# Exercise description:
Give back the full material, exactly as it reads.

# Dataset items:
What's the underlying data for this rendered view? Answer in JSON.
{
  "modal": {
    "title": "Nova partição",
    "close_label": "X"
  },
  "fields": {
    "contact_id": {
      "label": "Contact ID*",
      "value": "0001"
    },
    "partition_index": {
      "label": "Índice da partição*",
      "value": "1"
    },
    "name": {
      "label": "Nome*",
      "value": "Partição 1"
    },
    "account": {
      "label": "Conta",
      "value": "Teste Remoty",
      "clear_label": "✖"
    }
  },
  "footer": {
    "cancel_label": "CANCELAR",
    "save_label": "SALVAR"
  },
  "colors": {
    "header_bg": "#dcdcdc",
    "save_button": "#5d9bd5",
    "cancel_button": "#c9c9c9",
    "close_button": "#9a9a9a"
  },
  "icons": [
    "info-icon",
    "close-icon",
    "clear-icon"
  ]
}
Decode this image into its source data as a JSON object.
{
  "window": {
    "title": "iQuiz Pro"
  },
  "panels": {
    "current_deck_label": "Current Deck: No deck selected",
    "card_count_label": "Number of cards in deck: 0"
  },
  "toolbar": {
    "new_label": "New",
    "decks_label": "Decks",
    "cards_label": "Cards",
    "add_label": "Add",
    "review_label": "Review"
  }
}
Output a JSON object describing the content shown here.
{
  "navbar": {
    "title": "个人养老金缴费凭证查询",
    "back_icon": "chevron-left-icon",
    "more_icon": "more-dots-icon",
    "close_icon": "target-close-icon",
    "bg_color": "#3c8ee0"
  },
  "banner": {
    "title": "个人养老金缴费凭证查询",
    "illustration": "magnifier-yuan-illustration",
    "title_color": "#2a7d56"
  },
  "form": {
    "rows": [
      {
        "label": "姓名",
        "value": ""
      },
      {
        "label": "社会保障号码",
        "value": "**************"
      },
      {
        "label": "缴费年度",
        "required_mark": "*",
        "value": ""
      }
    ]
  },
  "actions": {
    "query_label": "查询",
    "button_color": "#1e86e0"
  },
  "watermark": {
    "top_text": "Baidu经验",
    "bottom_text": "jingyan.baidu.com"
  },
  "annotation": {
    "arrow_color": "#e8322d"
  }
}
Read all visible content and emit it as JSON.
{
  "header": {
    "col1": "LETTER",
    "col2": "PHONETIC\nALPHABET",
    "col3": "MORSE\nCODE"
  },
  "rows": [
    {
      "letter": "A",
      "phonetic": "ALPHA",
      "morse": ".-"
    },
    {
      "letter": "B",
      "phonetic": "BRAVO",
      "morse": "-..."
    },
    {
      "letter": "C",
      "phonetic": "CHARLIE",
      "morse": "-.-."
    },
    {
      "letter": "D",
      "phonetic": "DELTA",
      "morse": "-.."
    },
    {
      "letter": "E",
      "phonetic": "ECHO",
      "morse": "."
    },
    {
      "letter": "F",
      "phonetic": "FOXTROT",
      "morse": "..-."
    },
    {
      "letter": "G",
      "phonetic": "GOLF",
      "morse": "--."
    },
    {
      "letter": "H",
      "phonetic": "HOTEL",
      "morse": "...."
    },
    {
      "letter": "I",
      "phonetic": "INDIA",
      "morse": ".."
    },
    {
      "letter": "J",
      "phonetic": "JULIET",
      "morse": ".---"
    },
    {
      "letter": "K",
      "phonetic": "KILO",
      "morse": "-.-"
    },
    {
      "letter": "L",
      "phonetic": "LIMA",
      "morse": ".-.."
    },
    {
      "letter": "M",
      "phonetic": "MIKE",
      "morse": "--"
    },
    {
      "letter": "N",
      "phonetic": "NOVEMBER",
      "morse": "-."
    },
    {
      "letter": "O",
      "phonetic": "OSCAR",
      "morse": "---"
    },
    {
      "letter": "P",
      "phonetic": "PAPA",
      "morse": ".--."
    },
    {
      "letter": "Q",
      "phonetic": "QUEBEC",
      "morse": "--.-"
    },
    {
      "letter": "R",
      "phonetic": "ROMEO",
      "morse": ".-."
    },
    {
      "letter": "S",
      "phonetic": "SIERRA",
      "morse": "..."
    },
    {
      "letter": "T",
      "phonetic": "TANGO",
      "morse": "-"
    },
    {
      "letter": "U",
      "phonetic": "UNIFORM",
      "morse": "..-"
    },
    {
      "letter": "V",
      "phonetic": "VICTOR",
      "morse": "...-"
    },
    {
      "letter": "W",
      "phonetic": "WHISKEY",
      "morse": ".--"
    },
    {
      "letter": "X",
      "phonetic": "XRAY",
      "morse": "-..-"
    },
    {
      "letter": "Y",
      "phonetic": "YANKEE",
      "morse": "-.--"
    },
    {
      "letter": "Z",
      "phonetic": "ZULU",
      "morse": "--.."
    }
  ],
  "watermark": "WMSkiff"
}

# Completed exercise:
What's the underlying data for this rendered view? Answer in JSON.
{
  "modal": {
    "title": "Nova partição",
    "close_label": "X"
  },
  "fields": {
    "contact_id": {
      "label": "Contact ID*",
      "value": "0001"
    },
    "partition_index": {
      "label": "Índice da partição*",
      "value": "1"
    },
    "name": {
      "label": "Nome*",
      "value": "Partição 1"
    },
    "account": {
      "label": "Conta",
      "value": "Teste Remoty",
      "clear_label": "✖"
    }
  },
  "footer": {
    "cancel_label": "CANCELAR",
    "save_label": "SALVAR"
  },
  "colors": {
    "header_bg": "#dcdcdc",
    "save_button": "#5d9bd5",
    "cancel_button": "#c9c9c9",
    "close_button": "#9a9a9a"
  },
  "icons": [
    "info-icon",
    "close-icon",
    "clear-icon"
  ]
}
Decode this image into its source data as a JSON object.
{
  "window": {
    "title": "iQuiz Pro"
  },
  "panels": {
    "current_deck_label": "Current Deck: No deck selected",
    "card_count_label": "Number of cards in deck: 0"
  },
  "toolbar": {
    "new_label": "New",
    "decks_label": "Decks",
    "cards_label": "Cards",
    "add_label": "Add",
    "review_label": "Review"
  }
}
Output a JSON object describing the content shown here.
{
  "navbar": {
    "title": "个人养老金缴费凭证查询",
    "back_icon": "chevron-left-icon",
    "more_icon": "more-dots-icon",
    "close_icon": "target-close-icon",
    "bg_color": "#3c8ee0"
  },
  "banner": {
    "title": "个人养老金缴费凭证查询",
    "illustration": "magnifier-yuan-illustration",
    "title_color": "#2a7d56"
  },
  "form": {
    "rows": [
      {
        "label": "姓名",
        "value": ""
      },
      {
        "label": "社会保障号码",
        "value": "**************"
      },
      {
        "label": "缴费年度",
        "required_mark": "*",
        "value": ""
      }
    ]
  },
  "actions": {
    "query_label": "查询",
    "button_color": "#1e86e0"
  },
  "watermark": {
    "top_text": "Baidu经验",
    "bottom_text": "jingyan.baidu.com"
  },
  "annotation": {
    "arrow_color": "#e8322d"
  }
}
Read all visible content and emit it as JSON.
{
  "header": {
    "col1": "LETTER",
    "col2": "PHONETIC\nALPHABET",
    "col3": "MORSE\nCODE"
  },
  "rows": [
    {
      "letter": "A",
      "phonetic": "ALPHA",
      "morse": ".-"
    },
    {
      "letter": "B",
      "phonetic": "BRAVO",
      "morse": "-..."
    },
    {
      "letter": "C",
      "phonetic": "CHARLIE",
      "morse": "-.-."
    },
    {
      "letter": "D",
      "phonetic": "DELTA",
      "morse": "-.."
    },
    {
      "letter": "E",
      "phonetic": "ECHO",
      "morse": "."
    },
    {
      "letter": "F",
      "phonetic": "FOXTROT",
      "morse": "..-."
    },
    {
      "letter": "G",
      "phonetic": "GOLF",
      "morse": "--."
    },
    {
      "letter": "H",
      "phonetic": "HOTEL",
      "morse": "...."
    },
    {
      "letter": "I",
      "phonetic": "INDIA",
      "morse": ".."
    },
    {
      "letter": "J",
      "phonetic": "JULIET",
      "morse": ".---"
    },
    {
      "letter": "K",
      "phonetic": "KILO",
      "morse": "-.-"
    },
    {
      "letter": "L",
      "phonetic": "LIMA",
      "morse": ".-.."
    },
    {
      "letter": "M",
      "phonetic": "MIKE",
      "morse": "--"
    },
    {
      "letter": "N",
      "phonetic": "NOVEMBER",
      "morse": "-."
    },
    {
      "letter": "O",
      "phonetic": "OSCAR",
      "morse": "---"
    },
    {
      "letter": "P",
      "phonetic": "PAPA",
      "morse": ".--."
    },
    {
      "letter": "Q",
      "phonetic": "QUEBEC",
      "morse": "--.-"
    },
    {
      "letter": "R",
      "phonetic": "ROMEO",
      "morse": ".-."
    },
    {
      "letter": "S",
      "phonetic": "SIERRA",
      "morse": "..."
    },
    {
      "letter": "T",
      "phonetic": "TANGO",
      "morse": "-"
    },
    {
      "letter": "U",
      "phonetic": "UNIFORM",
      "morse": "..-"
    },
    {
      "letter": "V",
      "phonetic": "VICTOR",
      "morse": "...-"
    },
    {
      "letter": "W",
      "phonetic": "WHISKEY",
      "morse": ".--"
    },
    {
      "letter": "X",
      "phonetic": "XRAY",
      "morse": "-..-"
    },
    {
      "letter": "Y",
      "phonetic": "YANKEE",
      "morse": "-.--"
    },
    {
      "letter": "Z",
      "phonetic": "ZULU",
      "morse": "--.."
    }
  ],
  "watermark": "WMSkiff"
}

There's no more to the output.